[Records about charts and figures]
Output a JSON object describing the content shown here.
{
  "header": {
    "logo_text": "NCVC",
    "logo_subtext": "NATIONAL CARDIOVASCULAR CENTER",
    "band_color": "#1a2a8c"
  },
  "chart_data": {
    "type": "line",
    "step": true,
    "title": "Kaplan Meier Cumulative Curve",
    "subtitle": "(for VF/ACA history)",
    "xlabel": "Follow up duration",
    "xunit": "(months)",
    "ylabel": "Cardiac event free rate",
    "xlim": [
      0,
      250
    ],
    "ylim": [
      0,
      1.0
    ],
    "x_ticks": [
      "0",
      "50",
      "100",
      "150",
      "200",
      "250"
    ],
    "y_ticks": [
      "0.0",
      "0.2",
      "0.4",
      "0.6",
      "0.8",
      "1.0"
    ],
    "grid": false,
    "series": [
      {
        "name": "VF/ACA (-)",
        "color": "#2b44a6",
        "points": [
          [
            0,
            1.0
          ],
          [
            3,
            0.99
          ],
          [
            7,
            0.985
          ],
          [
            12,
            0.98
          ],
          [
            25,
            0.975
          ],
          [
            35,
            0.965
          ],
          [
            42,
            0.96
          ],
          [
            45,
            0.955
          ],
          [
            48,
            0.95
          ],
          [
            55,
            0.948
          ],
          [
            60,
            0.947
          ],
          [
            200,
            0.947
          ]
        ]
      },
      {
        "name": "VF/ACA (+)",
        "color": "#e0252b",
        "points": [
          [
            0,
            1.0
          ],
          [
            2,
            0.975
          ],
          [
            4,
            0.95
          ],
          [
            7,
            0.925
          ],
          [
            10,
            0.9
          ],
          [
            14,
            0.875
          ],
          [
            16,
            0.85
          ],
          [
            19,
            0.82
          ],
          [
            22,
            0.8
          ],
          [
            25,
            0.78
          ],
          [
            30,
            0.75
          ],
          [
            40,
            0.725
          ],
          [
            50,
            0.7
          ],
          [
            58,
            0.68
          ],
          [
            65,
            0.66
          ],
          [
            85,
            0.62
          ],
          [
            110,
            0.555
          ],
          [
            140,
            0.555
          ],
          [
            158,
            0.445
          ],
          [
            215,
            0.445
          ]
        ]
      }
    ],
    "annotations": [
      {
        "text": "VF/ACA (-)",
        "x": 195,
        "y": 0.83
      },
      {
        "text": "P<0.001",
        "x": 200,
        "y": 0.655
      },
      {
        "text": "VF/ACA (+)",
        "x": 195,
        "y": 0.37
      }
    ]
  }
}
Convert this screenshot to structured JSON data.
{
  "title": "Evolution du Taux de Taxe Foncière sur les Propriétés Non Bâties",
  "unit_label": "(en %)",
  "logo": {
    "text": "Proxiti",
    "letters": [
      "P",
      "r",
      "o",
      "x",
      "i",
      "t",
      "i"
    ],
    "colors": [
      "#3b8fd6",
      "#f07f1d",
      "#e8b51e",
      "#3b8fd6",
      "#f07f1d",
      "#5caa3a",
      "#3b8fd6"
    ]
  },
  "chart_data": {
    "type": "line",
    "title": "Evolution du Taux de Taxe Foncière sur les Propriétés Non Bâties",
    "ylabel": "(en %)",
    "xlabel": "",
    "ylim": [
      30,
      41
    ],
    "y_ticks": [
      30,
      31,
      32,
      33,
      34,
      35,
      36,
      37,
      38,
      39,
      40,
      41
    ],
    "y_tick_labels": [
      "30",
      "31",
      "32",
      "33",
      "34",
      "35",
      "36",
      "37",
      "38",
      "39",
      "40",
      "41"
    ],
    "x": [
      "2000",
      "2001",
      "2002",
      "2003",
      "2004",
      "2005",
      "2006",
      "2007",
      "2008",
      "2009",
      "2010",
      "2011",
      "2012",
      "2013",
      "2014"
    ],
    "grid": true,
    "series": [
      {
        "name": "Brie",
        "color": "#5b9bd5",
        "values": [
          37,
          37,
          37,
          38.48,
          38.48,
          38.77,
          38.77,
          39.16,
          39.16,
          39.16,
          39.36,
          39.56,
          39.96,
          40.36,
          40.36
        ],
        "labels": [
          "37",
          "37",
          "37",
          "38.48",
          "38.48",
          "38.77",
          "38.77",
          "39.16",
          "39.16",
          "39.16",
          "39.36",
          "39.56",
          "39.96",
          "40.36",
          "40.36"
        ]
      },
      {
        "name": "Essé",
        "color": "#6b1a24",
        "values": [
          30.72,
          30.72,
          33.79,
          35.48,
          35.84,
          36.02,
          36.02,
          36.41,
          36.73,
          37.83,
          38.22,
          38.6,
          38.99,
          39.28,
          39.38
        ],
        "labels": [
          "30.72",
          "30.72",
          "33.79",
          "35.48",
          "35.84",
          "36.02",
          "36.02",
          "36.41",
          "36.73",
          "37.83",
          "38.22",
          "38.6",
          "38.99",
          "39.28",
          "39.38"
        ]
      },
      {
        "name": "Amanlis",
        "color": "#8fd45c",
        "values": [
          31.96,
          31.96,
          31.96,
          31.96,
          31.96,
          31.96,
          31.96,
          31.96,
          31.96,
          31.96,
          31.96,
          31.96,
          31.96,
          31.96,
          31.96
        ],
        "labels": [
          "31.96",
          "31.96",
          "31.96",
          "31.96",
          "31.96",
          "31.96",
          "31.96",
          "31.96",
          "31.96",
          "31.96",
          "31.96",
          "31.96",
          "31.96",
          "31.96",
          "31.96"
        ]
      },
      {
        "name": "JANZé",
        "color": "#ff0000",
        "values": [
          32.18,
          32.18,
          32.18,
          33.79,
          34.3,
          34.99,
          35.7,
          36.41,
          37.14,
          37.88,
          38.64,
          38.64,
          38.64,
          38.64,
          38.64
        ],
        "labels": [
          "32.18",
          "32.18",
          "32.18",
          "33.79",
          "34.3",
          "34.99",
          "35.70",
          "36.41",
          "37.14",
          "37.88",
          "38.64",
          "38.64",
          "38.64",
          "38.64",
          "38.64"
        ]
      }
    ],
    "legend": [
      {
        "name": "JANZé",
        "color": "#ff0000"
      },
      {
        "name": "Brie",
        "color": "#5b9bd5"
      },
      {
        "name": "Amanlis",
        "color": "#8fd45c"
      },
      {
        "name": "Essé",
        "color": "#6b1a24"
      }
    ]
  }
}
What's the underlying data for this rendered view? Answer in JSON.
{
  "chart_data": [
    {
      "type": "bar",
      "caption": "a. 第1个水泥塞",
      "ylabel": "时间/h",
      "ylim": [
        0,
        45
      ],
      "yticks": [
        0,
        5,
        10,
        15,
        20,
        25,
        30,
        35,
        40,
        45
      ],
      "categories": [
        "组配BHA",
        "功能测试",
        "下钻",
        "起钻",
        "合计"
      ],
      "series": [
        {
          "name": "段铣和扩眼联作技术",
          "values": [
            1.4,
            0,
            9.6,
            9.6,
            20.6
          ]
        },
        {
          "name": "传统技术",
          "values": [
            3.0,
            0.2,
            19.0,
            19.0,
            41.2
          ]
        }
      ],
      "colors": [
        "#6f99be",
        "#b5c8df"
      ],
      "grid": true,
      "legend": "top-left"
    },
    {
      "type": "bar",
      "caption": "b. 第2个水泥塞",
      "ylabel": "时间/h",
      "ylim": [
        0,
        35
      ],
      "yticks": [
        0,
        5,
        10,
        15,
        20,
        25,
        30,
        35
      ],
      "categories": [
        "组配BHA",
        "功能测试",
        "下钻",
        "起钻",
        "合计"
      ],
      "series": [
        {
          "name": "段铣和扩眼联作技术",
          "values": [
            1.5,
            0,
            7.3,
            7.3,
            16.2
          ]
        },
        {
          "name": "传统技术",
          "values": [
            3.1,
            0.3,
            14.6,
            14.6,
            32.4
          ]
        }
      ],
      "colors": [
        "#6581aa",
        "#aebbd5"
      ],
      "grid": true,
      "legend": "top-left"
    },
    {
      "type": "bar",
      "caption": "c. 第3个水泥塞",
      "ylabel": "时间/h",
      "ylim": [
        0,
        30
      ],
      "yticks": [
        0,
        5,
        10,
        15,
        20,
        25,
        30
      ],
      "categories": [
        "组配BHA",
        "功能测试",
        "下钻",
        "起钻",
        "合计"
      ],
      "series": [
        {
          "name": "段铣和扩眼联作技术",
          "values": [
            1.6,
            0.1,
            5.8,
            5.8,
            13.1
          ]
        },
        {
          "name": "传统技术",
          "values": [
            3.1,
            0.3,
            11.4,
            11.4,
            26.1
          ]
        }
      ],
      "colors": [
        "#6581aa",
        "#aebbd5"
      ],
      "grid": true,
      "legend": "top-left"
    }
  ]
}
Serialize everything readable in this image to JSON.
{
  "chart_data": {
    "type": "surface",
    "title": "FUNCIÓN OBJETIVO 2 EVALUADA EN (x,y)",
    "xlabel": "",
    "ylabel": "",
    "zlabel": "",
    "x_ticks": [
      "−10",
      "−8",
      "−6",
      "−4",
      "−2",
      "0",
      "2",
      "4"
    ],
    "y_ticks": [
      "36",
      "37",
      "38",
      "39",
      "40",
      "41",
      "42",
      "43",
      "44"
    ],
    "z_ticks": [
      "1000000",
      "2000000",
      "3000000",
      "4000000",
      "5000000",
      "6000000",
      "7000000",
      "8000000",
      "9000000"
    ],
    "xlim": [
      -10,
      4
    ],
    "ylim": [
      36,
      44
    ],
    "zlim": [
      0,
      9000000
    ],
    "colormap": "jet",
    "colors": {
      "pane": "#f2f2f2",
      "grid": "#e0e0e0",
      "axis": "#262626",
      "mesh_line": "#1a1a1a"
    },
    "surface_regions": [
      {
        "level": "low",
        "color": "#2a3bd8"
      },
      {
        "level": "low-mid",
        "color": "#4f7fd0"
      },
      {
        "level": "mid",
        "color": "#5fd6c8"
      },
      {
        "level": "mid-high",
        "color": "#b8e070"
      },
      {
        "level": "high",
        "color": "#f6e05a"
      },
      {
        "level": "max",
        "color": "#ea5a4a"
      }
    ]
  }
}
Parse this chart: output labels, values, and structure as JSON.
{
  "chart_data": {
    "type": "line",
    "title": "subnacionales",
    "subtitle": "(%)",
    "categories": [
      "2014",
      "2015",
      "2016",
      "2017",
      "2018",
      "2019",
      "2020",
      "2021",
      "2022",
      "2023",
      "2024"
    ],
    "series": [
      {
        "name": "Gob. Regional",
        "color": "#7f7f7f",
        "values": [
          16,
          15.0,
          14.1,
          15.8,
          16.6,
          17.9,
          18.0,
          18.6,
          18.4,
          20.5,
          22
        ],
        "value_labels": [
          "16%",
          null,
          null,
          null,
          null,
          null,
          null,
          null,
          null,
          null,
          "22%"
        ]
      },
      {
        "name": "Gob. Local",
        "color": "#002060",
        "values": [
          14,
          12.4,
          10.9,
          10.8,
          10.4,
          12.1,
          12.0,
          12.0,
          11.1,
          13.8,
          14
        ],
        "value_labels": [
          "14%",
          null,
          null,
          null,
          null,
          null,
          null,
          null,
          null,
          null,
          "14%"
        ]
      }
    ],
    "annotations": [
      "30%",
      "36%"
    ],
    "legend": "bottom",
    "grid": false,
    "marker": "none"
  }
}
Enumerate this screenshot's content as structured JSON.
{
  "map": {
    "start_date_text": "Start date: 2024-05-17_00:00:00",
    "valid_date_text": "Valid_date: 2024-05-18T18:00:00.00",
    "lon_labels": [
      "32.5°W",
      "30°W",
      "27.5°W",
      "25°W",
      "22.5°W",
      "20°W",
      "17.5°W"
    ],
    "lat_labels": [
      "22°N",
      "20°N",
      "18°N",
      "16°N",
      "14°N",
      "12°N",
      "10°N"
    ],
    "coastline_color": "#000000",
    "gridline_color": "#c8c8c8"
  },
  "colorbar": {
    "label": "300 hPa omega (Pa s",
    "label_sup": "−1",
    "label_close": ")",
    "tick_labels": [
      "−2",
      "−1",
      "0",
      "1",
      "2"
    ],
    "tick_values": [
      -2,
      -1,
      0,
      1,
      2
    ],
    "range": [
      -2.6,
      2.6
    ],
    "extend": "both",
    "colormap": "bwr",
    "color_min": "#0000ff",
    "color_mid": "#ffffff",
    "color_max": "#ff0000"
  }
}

AIM: Pull every line containing "Bâties" from the material above.

ANSWER TO THE PROBLEM:
  "title": "Evolution du Taux de Taxe Foncière sur les Propriétés Non Bâties",
    "title": "Evolution du Taux de Taxe Foncière sur les Propriétés Non Bâties",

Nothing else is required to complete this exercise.